● **Ваша задача**: Представьте в виде таблицы Markdown строки от самого начала до строки с «Identify all the» включительно: в столбце «Номер» укажите порядковый номер, в столбце «Строка» — саму строку. Пустые строки пропустите, картинки в ответ не включайте.

● **Исходные строки**:
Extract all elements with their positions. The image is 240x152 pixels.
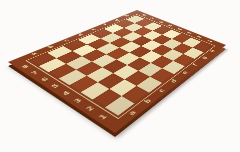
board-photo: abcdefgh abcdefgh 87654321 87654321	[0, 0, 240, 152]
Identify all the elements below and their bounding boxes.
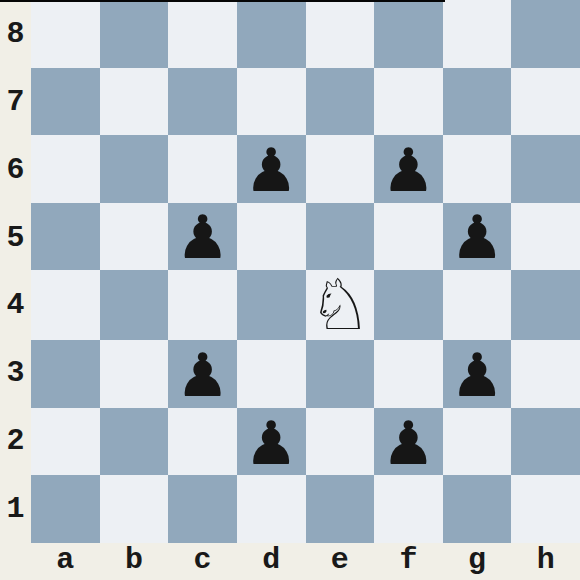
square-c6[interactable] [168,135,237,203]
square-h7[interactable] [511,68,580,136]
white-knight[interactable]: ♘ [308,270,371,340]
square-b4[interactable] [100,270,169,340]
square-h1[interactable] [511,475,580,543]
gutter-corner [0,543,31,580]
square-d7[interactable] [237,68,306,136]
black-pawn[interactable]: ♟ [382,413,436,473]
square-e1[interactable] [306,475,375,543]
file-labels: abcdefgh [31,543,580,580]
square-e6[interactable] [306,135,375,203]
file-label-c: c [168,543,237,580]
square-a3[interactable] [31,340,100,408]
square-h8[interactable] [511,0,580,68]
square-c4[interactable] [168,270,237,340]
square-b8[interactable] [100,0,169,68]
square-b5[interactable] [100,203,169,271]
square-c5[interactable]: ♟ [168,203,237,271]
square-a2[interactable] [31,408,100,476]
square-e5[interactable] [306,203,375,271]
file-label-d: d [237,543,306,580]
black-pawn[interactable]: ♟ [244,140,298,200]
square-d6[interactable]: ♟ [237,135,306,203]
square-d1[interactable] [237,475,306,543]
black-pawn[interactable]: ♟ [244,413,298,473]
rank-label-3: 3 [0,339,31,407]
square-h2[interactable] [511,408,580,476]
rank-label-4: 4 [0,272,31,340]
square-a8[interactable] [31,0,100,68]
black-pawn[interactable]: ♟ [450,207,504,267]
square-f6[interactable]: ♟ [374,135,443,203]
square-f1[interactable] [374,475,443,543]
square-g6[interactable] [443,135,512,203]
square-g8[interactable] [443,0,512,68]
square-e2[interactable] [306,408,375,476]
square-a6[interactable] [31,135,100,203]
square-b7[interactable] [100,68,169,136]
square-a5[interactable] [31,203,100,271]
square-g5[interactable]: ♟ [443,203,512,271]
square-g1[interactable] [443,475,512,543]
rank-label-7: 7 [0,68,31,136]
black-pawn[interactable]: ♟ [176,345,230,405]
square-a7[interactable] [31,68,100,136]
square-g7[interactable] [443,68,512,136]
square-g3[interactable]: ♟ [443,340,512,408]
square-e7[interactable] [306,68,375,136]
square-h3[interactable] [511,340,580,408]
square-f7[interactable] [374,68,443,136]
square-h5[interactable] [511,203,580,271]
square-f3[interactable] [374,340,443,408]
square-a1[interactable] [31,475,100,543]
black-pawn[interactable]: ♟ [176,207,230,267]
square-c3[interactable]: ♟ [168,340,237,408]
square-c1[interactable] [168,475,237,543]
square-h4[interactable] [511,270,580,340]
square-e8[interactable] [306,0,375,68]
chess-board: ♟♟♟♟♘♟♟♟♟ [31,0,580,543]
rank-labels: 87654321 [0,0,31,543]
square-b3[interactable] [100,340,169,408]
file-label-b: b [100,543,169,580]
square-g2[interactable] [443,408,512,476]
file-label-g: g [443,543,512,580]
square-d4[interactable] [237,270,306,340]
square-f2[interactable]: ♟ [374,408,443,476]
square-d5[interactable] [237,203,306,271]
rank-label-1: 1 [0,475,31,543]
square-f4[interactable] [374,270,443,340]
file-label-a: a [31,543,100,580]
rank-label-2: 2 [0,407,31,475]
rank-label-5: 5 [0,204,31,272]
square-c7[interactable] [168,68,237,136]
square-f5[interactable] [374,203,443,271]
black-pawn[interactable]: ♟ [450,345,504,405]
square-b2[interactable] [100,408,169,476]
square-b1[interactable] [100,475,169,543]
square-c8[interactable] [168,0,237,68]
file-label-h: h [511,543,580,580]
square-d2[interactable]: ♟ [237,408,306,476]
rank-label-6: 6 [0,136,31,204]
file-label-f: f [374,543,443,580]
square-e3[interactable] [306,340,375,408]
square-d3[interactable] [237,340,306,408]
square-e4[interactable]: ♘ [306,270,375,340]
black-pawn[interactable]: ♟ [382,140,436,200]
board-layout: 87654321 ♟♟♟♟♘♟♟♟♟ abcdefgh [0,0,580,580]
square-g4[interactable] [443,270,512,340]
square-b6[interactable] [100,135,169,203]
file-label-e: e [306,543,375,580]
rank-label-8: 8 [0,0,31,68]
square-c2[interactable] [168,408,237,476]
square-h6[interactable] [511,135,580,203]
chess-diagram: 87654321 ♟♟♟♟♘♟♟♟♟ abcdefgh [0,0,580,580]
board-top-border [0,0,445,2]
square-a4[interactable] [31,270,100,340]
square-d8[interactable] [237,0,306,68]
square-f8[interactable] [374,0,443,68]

● **Ответ**:
| Номер | Строка |
|---|---|
| 1 | Extract all elements with their positions. The image is 240x152 pixels. |
| 2 | board-photo: abcdefgh abcdefgh 87654321 87654321	[0, 0, 240, 152] |
| 3 | Identify all the elements below and their bounding boxes. |